**Task statement:**
Each record is to be printed again precisely as it reads.

* Start *

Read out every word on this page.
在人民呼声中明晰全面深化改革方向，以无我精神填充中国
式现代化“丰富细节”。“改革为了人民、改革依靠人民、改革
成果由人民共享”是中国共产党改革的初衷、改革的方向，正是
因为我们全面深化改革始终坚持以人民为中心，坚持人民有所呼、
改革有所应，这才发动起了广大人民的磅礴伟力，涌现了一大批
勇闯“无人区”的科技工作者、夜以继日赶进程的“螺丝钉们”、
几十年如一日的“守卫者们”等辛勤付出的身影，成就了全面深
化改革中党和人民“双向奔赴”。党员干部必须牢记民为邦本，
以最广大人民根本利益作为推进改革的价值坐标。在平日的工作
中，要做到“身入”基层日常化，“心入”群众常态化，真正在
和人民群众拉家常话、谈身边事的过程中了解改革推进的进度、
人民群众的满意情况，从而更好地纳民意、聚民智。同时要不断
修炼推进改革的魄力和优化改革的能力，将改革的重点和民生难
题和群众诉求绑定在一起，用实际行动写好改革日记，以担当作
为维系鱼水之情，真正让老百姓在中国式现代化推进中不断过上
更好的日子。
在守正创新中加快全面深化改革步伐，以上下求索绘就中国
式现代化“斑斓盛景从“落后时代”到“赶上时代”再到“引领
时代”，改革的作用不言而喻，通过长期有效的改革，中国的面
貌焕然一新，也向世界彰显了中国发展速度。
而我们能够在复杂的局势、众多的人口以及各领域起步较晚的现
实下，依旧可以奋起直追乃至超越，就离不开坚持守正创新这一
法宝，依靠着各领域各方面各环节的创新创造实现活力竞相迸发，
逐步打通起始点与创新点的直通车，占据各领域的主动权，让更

* End *

**Answer:**
Read out every word on this page.
在人民呼声中明晰全面深化改革方向，以无我精神填充中国
式现代化“丰富细节”。“改革为了人民、改革依靠人民、改革
成果由人民共享”是中国共产党改革的初衷、改革的方向，正是
因为我们全面深化改革始终坚持以人民为中心，坚持人民有所呼、
改革有所应，这才发动起了广大人民的磅礴伟力，涌现了一大批
勇闯“无人区”的科技工作者、夜以继日赶进程的“螺丝钉们”、
几十年如一日的“守卫者们”等辛勤付出的身影，成就了全面深
化改革中党和人民“双向奔赴”。党员干部必须牢记民为邦本，
以最广大人民根本利益作为推进改革的价值坐标。在平日的工作
中，要做到“身入”基层日常化，“心入”群众常态化，真正在
和人民群众拉家常话、谈身边事的过程中了解改革推进的进度、
人民群众的满意情况，从而更好地纳民意、聚民智。同时要不断
修炼推进改革的魄力和优化改革的能力，将改革的重点和民生难
题和群众诉求绑定在一起，用实际行动写好改革日记，以担当作
为维系鱼水之情，真正让老百姓在中国式现代化推进中不断过上
更好的日子。
在守正创新中加快全面深化改革步伐，以上下求索绘就中国
式现代化“斑斓盛景从“落后时代”到“赶上时代”再到“引领
时代”，改革的作用不言而喻，通过长期有效的改革，中国的面
貌焕然一新，也向世界彰显了中国发展速度。
而我们能够在复杂的局势、众多的人口以及各领域起步较晚的现
实下，依旧可以奋起直追乃至超越，就离不开坚持守正创新这一
法宝，依靠着各领域各方面各环节的创新创造实现活力竞相迸发，
逐步打通起始点与创新点的直通车，占据各领域的主动权，让更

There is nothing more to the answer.